▶ [Goal]: Reproduce all entries word for word.

▶ [Raw data]:
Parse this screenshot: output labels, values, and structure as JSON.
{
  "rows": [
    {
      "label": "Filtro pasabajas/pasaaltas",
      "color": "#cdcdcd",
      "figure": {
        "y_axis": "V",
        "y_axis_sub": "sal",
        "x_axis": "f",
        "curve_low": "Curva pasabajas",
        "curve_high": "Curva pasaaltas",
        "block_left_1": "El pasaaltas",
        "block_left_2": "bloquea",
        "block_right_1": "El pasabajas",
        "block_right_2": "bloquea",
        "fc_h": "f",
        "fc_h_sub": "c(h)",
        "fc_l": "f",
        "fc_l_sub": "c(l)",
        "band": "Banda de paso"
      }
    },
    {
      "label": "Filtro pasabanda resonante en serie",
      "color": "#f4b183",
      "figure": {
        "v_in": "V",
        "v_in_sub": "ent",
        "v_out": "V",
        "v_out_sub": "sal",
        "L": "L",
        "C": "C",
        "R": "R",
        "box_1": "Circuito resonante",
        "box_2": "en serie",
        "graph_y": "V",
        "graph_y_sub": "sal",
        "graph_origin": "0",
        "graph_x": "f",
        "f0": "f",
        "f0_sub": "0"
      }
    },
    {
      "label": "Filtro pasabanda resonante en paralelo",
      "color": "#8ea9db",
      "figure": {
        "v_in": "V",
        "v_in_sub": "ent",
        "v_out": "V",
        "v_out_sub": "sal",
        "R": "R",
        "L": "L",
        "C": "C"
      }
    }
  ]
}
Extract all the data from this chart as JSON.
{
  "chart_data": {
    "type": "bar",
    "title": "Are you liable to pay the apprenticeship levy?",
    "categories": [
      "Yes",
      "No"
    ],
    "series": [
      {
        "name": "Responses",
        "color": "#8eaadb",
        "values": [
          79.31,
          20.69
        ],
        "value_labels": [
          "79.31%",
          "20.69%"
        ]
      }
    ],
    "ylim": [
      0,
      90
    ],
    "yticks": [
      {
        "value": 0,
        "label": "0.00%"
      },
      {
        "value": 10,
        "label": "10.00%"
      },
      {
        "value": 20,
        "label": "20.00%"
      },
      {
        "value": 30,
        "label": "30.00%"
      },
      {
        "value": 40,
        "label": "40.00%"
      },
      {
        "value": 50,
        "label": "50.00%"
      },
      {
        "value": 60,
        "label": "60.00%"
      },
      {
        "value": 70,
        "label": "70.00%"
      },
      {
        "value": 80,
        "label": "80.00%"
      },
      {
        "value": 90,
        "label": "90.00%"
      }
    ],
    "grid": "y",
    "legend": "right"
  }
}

▶ [Correct output]:
Parse this screenshot: output labels, values, and structure as JSON.
{
  "rows": [
    {
      "label": "Filtro pasabajas/pasaaltas",
      "color": "#cdcdcd",
      "figure": {
        "y_axis": "V",
        "y_axis_sub": "sal",
        "x_axis": "f",
        "curve_low": "Curva pasabajas",
        "curve_high": "Curva pasaaltas",
        "block_left_1": "El pasaaltas",
        "block_left_2": "bloquea",
        "block_right_1": "El pasabajas",
        "block_right_2": "bloquea",
        "fc_h": "f",
        "fc_h_sub": "c(h)",
        "fc_l": "f",
        "fc_l_sub": "c(l)",
        "band": "Banda de paso"
      }
    },
    {
      "label": "Filtro pasabanda resonante en serie",
      "color": "#f4b183",
      "figure": {
        "v_in": "V",
        "v_in_sub": "ent",
        "v_out": "V",
        "v_out_sub": "sal",
        "L": "L",
        "C": "C",
        "R": "R",
        "box_1": "Circuito resonante",
        "box_2": "en serie",
        "graph_y": "V",
        "graph_y_sub": "sal",
        "graph_origin": "0",
        "graph_x": "f",
        "f0": "f",
        "f0_sub": "0"
      }
    },
    {
      "label": "Filtro pasabanda resonante en paralelo",
      "color": "#8ea9db",
      "figure": {
        "v_in": "V",
        "v_in_sub": "ent",
        "v_out": "V",
        "v_out_sub": "sal",
        "R": "R",
        "L": "L",
        "C": "C"
      }
    }
  ]
}
Extract all the data from this chart as JSON.
{
  "chart_data": {
    "type": "bar",
    "title": "Are you liable to pay the apprenticeship levy?",
    "categories": [
      "Yes",
      "No"
    ],
    "series": [
      {
        "name": "Responses",
        "color": "#8eaadb",
        "values": [
          79.31,
          20.69
        ],
        "value_labels": [
          "79.31%",
          "20.69%"
        ]
      }
    ],
    "ylim": [
      0,
      90
    ],
    "yticks": [
      {
        "value": 0,
        "label": "0.00%"
      },
      {
        "value": 10,
        "label": "10.00%"
      },
      {
        "value": 20,
        "label": "20.00%"
      },
      {
        "value": 30,
        "label": "30.00%"
      },
      {
        "value": 40,
        "label": "40.00%"
      },
      {
        "value": 50,
        "label": "50.00%"
      },
      {
        "value": 60,
        "label": "60.00%"
      },
      {
        "value": 70,
        "label": "70.00%"
      },
      {
        "value": 80,
        "label": "80.00%"
      },
      {
        "value": 90,
        "label": "90.00%"
      }
    ],
    "grid": "y",
    "legend": "right"
  }
}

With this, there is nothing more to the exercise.